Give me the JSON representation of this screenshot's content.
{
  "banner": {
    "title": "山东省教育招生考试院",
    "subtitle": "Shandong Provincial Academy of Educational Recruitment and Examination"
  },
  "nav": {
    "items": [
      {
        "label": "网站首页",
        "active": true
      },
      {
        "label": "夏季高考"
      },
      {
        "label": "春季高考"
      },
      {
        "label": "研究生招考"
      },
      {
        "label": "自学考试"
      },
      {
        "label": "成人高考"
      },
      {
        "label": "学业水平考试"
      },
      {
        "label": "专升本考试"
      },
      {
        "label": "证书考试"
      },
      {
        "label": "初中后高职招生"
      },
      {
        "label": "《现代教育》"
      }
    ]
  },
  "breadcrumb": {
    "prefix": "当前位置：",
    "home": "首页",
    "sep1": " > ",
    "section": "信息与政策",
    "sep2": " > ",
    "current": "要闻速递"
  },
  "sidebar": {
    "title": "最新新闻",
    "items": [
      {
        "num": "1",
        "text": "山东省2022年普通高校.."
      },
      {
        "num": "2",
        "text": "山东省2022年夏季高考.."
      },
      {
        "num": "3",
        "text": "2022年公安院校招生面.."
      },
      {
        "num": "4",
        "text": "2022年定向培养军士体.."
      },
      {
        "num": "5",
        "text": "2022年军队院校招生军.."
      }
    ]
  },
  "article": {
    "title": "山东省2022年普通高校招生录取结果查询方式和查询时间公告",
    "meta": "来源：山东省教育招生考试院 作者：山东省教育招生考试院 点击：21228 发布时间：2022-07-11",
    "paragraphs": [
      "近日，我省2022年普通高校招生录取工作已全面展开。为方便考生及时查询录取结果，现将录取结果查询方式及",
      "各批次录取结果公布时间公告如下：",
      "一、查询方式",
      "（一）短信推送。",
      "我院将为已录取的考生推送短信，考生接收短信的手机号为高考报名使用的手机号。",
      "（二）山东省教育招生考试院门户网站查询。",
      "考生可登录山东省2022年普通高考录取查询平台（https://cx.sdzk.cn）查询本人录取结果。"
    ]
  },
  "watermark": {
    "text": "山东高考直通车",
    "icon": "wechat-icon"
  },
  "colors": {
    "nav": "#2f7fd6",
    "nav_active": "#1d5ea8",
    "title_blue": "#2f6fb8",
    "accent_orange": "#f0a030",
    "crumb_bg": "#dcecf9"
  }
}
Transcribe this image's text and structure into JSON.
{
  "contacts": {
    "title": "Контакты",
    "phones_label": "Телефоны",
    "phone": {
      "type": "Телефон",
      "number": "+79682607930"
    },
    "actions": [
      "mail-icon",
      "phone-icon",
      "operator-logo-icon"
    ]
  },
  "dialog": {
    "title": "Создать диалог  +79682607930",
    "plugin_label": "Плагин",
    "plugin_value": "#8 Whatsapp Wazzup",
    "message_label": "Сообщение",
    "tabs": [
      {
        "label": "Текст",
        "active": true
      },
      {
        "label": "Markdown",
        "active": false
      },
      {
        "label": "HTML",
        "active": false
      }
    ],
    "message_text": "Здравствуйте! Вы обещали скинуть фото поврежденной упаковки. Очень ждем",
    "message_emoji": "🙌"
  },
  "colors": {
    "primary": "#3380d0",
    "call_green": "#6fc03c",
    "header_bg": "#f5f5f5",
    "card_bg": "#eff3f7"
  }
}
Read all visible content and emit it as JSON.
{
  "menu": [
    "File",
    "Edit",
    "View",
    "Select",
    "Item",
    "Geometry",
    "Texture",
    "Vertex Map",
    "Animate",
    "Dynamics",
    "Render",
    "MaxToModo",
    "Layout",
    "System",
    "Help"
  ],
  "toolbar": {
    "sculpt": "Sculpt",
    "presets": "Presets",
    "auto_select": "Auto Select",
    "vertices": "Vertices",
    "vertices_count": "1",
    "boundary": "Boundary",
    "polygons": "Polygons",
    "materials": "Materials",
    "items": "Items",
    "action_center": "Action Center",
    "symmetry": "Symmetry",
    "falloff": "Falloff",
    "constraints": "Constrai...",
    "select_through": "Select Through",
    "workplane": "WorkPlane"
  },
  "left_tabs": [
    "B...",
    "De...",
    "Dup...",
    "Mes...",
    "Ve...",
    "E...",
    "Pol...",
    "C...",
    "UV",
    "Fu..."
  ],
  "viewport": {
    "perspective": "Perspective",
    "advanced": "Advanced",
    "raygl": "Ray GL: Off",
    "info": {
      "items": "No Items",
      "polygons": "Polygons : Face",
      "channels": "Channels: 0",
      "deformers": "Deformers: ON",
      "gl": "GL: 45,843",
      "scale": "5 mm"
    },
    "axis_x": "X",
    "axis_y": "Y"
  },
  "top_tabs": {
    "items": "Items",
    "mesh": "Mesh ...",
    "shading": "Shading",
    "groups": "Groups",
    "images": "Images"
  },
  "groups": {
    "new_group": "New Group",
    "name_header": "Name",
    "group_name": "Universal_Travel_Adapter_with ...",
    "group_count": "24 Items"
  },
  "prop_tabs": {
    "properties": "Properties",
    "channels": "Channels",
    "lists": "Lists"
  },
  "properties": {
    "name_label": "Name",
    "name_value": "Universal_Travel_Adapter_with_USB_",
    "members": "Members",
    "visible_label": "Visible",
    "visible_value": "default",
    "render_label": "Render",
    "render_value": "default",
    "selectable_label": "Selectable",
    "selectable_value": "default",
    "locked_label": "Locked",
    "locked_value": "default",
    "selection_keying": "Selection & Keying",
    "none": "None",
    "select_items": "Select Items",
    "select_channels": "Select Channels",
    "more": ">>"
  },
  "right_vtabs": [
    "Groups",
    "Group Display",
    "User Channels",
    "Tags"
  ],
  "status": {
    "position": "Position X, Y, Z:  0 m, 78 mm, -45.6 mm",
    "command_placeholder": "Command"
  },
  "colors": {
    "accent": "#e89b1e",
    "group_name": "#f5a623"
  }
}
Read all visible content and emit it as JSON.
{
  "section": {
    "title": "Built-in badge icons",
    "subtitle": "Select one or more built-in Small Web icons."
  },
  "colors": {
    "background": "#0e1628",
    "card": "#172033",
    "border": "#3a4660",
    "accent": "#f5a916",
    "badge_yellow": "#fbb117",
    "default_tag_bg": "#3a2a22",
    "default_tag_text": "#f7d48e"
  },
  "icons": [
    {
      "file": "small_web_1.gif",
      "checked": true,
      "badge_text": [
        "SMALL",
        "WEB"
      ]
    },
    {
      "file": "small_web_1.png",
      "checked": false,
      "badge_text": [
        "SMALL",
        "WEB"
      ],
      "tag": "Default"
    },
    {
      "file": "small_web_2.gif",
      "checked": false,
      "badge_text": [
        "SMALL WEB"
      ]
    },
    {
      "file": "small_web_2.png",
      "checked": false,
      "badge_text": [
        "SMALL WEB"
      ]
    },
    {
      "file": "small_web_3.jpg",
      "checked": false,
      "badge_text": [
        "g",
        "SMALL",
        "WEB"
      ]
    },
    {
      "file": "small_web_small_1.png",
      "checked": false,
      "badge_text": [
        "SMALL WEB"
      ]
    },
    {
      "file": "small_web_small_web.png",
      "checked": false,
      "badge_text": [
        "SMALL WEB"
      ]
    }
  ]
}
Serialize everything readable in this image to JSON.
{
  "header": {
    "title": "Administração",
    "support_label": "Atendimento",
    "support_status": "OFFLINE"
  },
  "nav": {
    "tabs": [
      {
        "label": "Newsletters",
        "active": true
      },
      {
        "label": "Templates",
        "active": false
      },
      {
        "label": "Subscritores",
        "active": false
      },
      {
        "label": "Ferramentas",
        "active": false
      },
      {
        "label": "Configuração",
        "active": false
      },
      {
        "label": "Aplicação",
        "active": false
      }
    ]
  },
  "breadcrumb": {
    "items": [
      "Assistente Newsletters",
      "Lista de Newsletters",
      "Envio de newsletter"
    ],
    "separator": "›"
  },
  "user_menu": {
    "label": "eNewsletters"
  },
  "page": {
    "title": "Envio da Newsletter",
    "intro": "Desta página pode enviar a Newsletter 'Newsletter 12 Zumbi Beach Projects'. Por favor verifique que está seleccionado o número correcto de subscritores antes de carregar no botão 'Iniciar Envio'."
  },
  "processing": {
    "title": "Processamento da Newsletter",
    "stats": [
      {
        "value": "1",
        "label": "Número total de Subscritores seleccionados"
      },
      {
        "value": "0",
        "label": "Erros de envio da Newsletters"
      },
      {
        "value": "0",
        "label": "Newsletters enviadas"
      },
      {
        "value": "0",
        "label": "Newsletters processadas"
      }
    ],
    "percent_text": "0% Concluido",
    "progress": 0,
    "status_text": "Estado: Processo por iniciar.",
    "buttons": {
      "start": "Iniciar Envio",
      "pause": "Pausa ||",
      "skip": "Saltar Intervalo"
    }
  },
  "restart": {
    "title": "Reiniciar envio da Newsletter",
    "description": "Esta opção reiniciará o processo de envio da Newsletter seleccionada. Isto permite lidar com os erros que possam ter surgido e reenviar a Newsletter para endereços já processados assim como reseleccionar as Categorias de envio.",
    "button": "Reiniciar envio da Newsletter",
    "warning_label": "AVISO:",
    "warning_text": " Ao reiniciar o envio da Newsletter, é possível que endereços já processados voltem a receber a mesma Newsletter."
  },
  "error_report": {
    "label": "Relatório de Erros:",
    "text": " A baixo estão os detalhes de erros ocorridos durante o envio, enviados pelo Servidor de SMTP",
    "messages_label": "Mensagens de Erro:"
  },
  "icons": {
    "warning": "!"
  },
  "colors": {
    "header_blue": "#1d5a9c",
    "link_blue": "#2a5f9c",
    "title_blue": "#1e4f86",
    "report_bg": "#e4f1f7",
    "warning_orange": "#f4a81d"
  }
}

### OBJECTIVE
Return every line above that contains the word "Channels".

### SOLUTION TO THE PROBLEM
      "channels": "Channels: 0",
    "channels": "Channels",
    "select_channels": "Select Channels",
    "User Channels",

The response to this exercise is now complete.